» **STATED TASK**
Return all lines where the word "JSON" can be found.

>> start ENTRIES PROVIDED

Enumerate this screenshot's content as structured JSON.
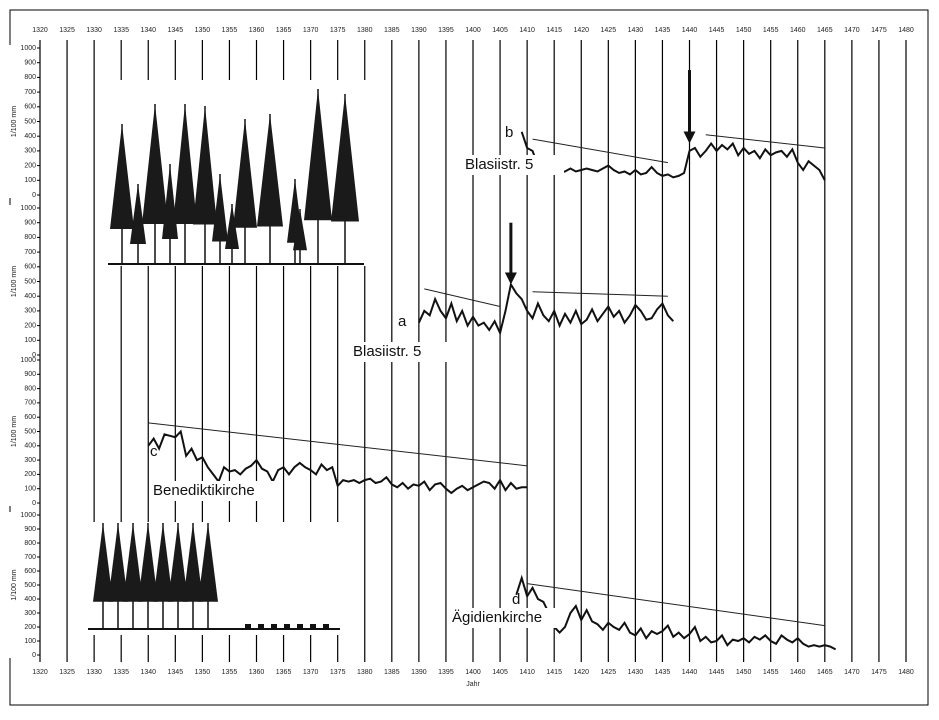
{
  "chart_data": [
    {
      "type": "line",
      "letter": "b",
      "site": "Blasiistr. 5",
      "ylabel": "1/100 mm",
      "xlim": [
        1320,
        1480
      ],
      "xticks": [
        1320,
        1325,
        1330,
        1335,
        1340,
        1345,
        1350,
        1355,
        1360,
        1365,
        1370,
        1375,
        1380,
        1385,
        1390,
        1395,
        1400,
        1405,
        1410,
        1415,
        1420,
        1425,
        1430,
        1435,
        1440,
        1445,
        1450,
        1455,
        1460,
        1465,
        1470,
        1475,
        1480
      ],
      "ylim": [
        0,
        1000
      ],
      "yticks": [
        0,
        100,
        200,
        300,
        400,
        500,
        600,
        700,
        800,
        900,
        1000
      ],
      "x": [
        1409,
        1410,
        1411,
        1412,
        1413,
        1414,
        1415,
        1416,
        1417,
        1418,
        1419,
        1420,
        1421,
        1422,
        1423,
        1424,
        1425,
        1426,
        1427,
        1428,
        1429,
        1430,
        1431,
        1432,
        1433,
        1434,
        1435,
        1436,
        1437,
        1438,
        1439,
        1440,
        1441,
        1442,
        1443,
        1444,
        1445,
        1446,
        1447,
        1448,
        1449,
        1450,
        1451,
        1452,
        1453,
        1454,
        1455,
        1456,
        1457,
        1458,
        1459,
        1460,
        1461,
        1462,
        1463,
        1464,
        1465
      ],
      "values": [
        430,
        320,
        300,
        200,
        220,
        180,
        240,
        150,
        160,
        180,
        160,
        170,
        180,
        170,
        160,
        180,
        200,
        170,
        150,
        160,
        140,
        170,
        140,
        150,
        190,
        150,
        130,
        140,
        120,
        130,
        150,
        300,
        320,
        260,
        300,
        350,
        300,
        340,
        310,
        350,
        270,
        320,
        280,
        300,
        250,
        310,
        270,
        290,
        300,
        260,
        310,
        220,
        170,
        230,
        200,
        170,
        100
      ],
      "trend_lines": [
        {
          "x": [
            1411,
            1436
          ],
          "values": [
            380,
            220
          ]
        },
        {
          "x": [
            1443,
            1465
          ],
          "values": [
            410,
            320
          ]
        }
      ],
      "arrows": [
        {
          "x": 1440,
          "values": [
            850,
            350
          ]
        }
      ]
    },
    {
      "type": "line",
      "letter": "a",
      "site": "Blasiistr. 5",
      "ylabel": "1/100 mm",
      "xlim": [
        1320,
        1480
      ],
      "ylim": [
        0,
        1000
      ],
      "yticks": [
        0,
        100,
        200,
        300,
        400,
        500,
        600,
        700,
        800,
        900,
        1000
      ],
      "x": [
        1390,
        1391,
        1392,
        1393,
        1394,
        1395,
        1396,
        1397,
        1398,
        1399,
        1400,
        1401,
        1402,
        1403,
        1404,
        1405,
        1406,
        1407,
        1408,
        1409,
        1410,
        1411,
        1412,
        1413,
        1414,
        1415,
        1416,
        1417,
        1418,
        1419,
        1420,
        1421,
        1422,
        1423,
        1424,
        1425,
        1426,
        1427,
        1428,
        1429,
        1430,
        1431,
        1432,
        1433,
        1434,
        1435,
        1436,
        1437
      ],
      "values": [
        220,
        300,
        270,
        380,
        300,
        250,
        350,
        230,
        300,
        200,
        260,
        200,
        220,
        170,
        230,
        150,
        300,
        480,
        420,
        380,
        300,
        250,
        350,
        270,
        230,
        300,
        200,
        280,
        220,
        300,
        210,
        240,
        310,
        230,
        280,
        330,
        260,
        300,
        220,
        270,
        340,
        300,
        240,
        250,
        310,
        350,
        270,
        230
      ],
      "trend_lines": [
        {
          "x": [
            1391,
            1405
          ],
          "values": [
            450,
            330
          ]
        },
        {
          "x": [
            1411,
            1436
          ],
          "values": [
            430,
            400
          ]
        }
      ],
      "arrows": [
        {
          "x": 1407,
          "values": [
            900,
            480
          ]
        }
      ]
    },
    {
      "type": "line",
      "letter": "c",
      "site": "Benediktikirche",
      "ylabel": "1/100 mm",
      "xlim": [
        1320,
        1480
      ],
      "ylim": [
        0,
        1000
      ],
      "yticks": [
        0,
        100,
        200,
        300,
        400,
        500,
        600,
        700,
        800,
        900,
        1000
      ],
      "x": [
        1340,
        1341,
        1342,
        1343,
        1344,
        1345,
        1346,
        1347,
        1348,
        1349,
        1350,
        1351,
        1352,
        1353,
        1354,
        1355,
        1356,
        1357,
        1358,
        1359,
        1360,
        1361,
        1362,
        1363,
        1364,
        1365,
        1366,
        1367,
        1368,
        1369,
        1370,
        1371,
        1372,
        1373,
        1374,
        1375,
        1376,
        1377,
        1378,
        1379,
        1380,
        1381,
        1382,
        1383,
        1384,
        1385,
        1386,
        1387,
        1388,
        1389,
        1390,
        1391,
        1392,
        1393,
        1394,
        1395,
        1396,
        1397,
        1398,
        1399,
        1400,
        1401,
        1402,
        1403,
        1404,
        1405,
        1406,
        1407,
        1408,
        1409,
        1410
      ],
      "values": [
        400,
        450,
        380,
        480,
        470,
        460,
        500,
        330,
        380,
        300,
        320,
        250,
        200,
        150,
        250,
        220,
        230,
        200,
        240,
        260,
        300,
        240,
        220,
        150,
        230,
        250,
        200,
        250,
        280,
        250,
        230,
        200,
        270,
        230,
        250,
        120,
        160,
        150,
        160,
        140,
        160,
        170,
        140,
        150,
        180,
        130,
        110,
        140,
        100,
        130,
        120,
        150,
        90,
        130,
        140,
        100,
        70,
        100,
        120,
        90,
        110,
        130,
        150,
        140,
        100,
        160,
        90,
        140,
        100,
        110,
        110
      ],
      "trend_lines": [
        {
          "x": [
            1340,
            1410
          ],
          "values": [
            560,
            260
          ]
        }
      ]
    },
    {
      "type": "line",
      "letter": "d",
      "site": "Ägidienkirche",
      "ylabel": "1/100 mm",
      "xlabel": "Jahr",
      "xlim": [
        1320,
        1480
      ],
      "xticks": [
        1320,
        1325,
        1330,
        1335,
        1340,
        1345,
        1350,
        1355,
        1360,
        1365,
        1370,
        1375,
        1380,
        1385,
        1390,
        1395,
        1400,
        1405,
        1410,
        1415,
        1420,
        1425,
        1430,
        1435,
        1440,
        1445,
        1450,
        1455,
        1460,
        1465,
        1470,
        1475,
        1480
      ],
      "ylim": [
        0,
        1000
      ],
      "yticks": [
        0,
        100,
        200,
        300,
        400,
        500,
        600,
        700,
        800,
        900,
        1000
      ],
      "x": [
        1408,
        1409,
        1410,
        1411,
        1412,
        1413,
        1414,
        1415,
        1416,
        1417,
        1418,
        1419,
        1420,
        1421,
        1422,
        1423,
        1424,
        1425,
        1426,
        1427,
        1428,
        1429,
        1430,
        1431,
        1432,
        1433,
        1434,
        1435,
        1436,
        1437,
        1438,
        1439,
        1440,
        1441,
        1442,
        1443,
        1444,
        1445,
        1446,
        1447,
        1448,
        1449,
        1450,
        1451,
        1452,
        1453,
        1454,
        1455,
        1456,
        1457,
        1458,
        1459,
        1460,
        1461,
        1462,
        1463,
        1464,
        1465,
        1466,
        1467
      ],
      "values": [
        430,
        550,
        420,
        480,
        400,
        380,
        300,
        200,
        160,
        200,
        300,
        350,
        250,
        320,
        240,
        220,
        180,
        230,
        200,
        180,
        230,
        160,
        140,
        190,
        120,
        170,
        150,
        170,
        210,
        130,
        160,
        120,
        150,
        200,
        100,
        130,
        90,
        100,
        140,
        70,
        110,
        100,
        120,
        90,
        130,
        110,
        140,
        100,
        80,
        140,
        110,
        90,
        120,
        80,
        60,
        70,
        60,
        70,
        60,
        40
      ],
      "trend_lines": [
        {
          "x": [
            1410,
            1465
          ],
          "values": [
            510,
            210
          ]
        }
      ]
    }
  ]
}
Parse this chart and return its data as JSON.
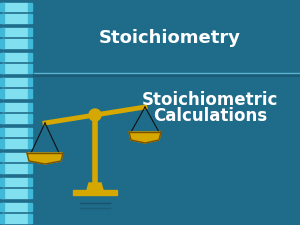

>> end ENTRIES PROVIDED

» **COMPLETE OUTPUT**
Enumerate this screenshot's content as structured JSON.
Parse this chart and return its data as JSON.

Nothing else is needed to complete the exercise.